LISTE DES TÂCHES:
A. D'après le texte sur la chronique taurine, combien de temps le chroniqueur consacre-t-il à la rédaction de ses chroniques après chaque corrida ?
B. Modifiez le texte sur la chronique taurine en recopiant tout le passage de « Une telle chronique » jusqu'à « goûts et connaissances. », et remplacez « lecteur » par « spectateur ».

TEXTE DE LA PAGE:
Une telle chronique laconique n’est pas le style que vous rencontrerez dans Terres Taurines.  En ce qui me concerne, je tendrais effectivement à pencher dans l’excès inverse et  à partager de nombreuses nuances que j’aurai relevées.  De cette manière je limite l’expression de mes opinions et je laisse le lecteur d’abord juger de la justesse de la description, s’il a vu la corrida, puis faire sa propre interprétation des éléments techniques de la faena en fonction de ses goûts et connaissances.

En tout état de cause la chronique ne dépassera pas le niveau de connaissance du chroniqueur.  Dans le meilleur des cas, elle offrira  des éléments informatifs utiles à tous les publics.  Du simple jusqu’au technique, ce dernier ne servant qu’à ceux qui sont en mesure de l’interpréter. Bien que cette proposition paraisse simple, elle n’est pas si facile à mettre en œuvre.  Le chroniqueur consacre, bénévolement en ce qui me concerne,  son temps aux arènes à prendre des notes, puis environ 85 mns pour la rédaction des chroniques après chaque corrida.  Mes notes sont prises en espagnol et je relate dans mes chroniques ce que j’ai vu en fonction de mes connaissances.  J’ai l’envie de commenter sur le Toro, sur le toreo, la pique, la brega, éventuellement le public,  tout cela sans être trop long et en essayant de ne pas passer à coté de l’important.  Il est d’ailleurs très compliqué de le faire lorsque le succès du torero est substantiel, et que les circonstances de ce succès appellent à le nuancer par la description technique de ce qui s’est déroulé.  Si on ne veut pas balayer l’ensemble d’un revers de main, par une opinion, il faut alors être circonstancié. Trouver les bonnes références et écrire juste ce qu’il faut sans en dire trop, n’est pas un exercice des plus simples.  Trop en dire peut être tout aussi préjudiciable que d’oublier l’essentiel.  Mais si une erreur est commise il vaut mieux qu’elle le soit, me semble t-il, dans le trop afin de laisser ensuite au lecteur le soin de trier ce qui l’intéresse.

Au début de l’apprentissage d’une langue on ne comprends pas tout.  Mais on n’abandonne pas sous ce seul prétexte puisqu’on est motivé et qu’on a la volonté d’aboutir.  Alors peu à peu on s’aperçoit que, de lecture en lecture, on optimise ses connaissances.   Il en va de même dans l’apprentissage des concepts et du vocabulaire tauromachique.

Données de prédiction des cadres de délimitation:
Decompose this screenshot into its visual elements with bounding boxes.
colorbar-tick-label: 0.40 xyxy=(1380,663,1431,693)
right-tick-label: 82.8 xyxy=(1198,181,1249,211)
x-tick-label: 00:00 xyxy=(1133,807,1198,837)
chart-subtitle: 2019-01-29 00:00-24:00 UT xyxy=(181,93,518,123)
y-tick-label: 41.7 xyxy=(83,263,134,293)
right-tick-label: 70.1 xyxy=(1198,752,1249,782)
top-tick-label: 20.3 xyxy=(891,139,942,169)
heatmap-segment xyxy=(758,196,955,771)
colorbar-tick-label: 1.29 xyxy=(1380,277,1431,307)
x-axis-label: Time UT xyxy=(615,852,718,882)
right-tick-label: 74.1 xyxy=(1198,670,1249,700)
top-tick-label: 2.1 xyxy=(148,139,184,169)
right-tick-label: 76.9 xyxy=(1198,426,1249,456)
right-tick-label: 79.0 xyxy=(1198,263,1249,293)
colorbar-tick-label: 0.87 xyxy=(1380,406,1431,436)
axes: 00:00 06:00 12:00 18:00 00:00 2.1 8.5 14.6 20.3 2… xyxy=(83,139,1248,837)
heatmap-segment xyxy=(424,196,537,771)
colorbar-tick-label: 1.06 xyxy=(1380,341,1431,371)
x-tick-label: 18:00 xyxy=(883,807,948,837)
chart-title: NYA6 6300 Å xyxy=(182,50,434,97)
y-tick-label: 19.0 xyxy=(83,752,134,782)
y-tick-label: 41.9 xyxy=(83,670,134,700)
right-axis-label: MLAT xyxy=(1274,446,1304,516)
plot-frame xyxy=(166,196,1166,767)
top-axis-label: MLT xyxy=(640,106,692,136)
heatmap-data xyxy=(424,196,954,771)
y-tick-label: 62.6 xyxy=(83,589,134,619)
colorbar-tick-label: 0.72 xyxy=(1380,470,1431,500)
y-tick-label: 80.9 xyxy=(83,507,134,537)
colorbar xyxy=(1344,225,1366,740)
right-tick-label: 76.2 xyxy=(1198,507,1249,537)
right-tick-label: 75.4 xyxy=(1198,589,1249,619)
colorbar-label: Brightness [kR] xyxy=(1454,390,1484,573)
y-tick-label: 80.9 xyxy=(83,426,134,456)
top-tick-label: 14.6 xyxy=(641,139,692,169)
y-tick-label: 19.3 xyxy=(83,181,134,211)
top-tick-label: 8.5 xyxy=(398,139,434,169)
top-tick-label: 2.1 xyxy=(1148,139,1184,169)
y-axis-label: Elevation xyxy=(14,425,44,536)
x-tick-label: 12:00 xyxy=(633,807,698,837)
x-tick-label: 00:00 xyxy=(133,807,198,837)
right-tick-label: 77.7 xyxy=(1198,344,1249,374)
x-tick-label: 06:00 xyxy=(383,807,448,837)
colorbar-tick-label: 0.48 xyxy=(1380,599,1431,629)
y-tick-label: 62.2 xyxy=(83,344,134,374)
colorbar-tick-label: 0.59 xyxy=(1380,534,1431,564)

RÉSULTATS DES TÂCHES:
A. Environ 85 minutes.

B.
Une telle chronique laconique n’est pas le style que vous rencontrerez dans Terres Taurines.  En ce qui me concerne, je tendrais effectivement à pencher dans l’excès inverse et  à partager de nombreuses nuances que j’aurai relevées.  De cette manière je limite l’expression de mes opinions et je laisse le spectateur d’abord juger de la justesse de la description, s’il a vu la corrida, puis faire sa propre interprétation des éléments techniques de la faena en fonction de ses goûts et connaissances.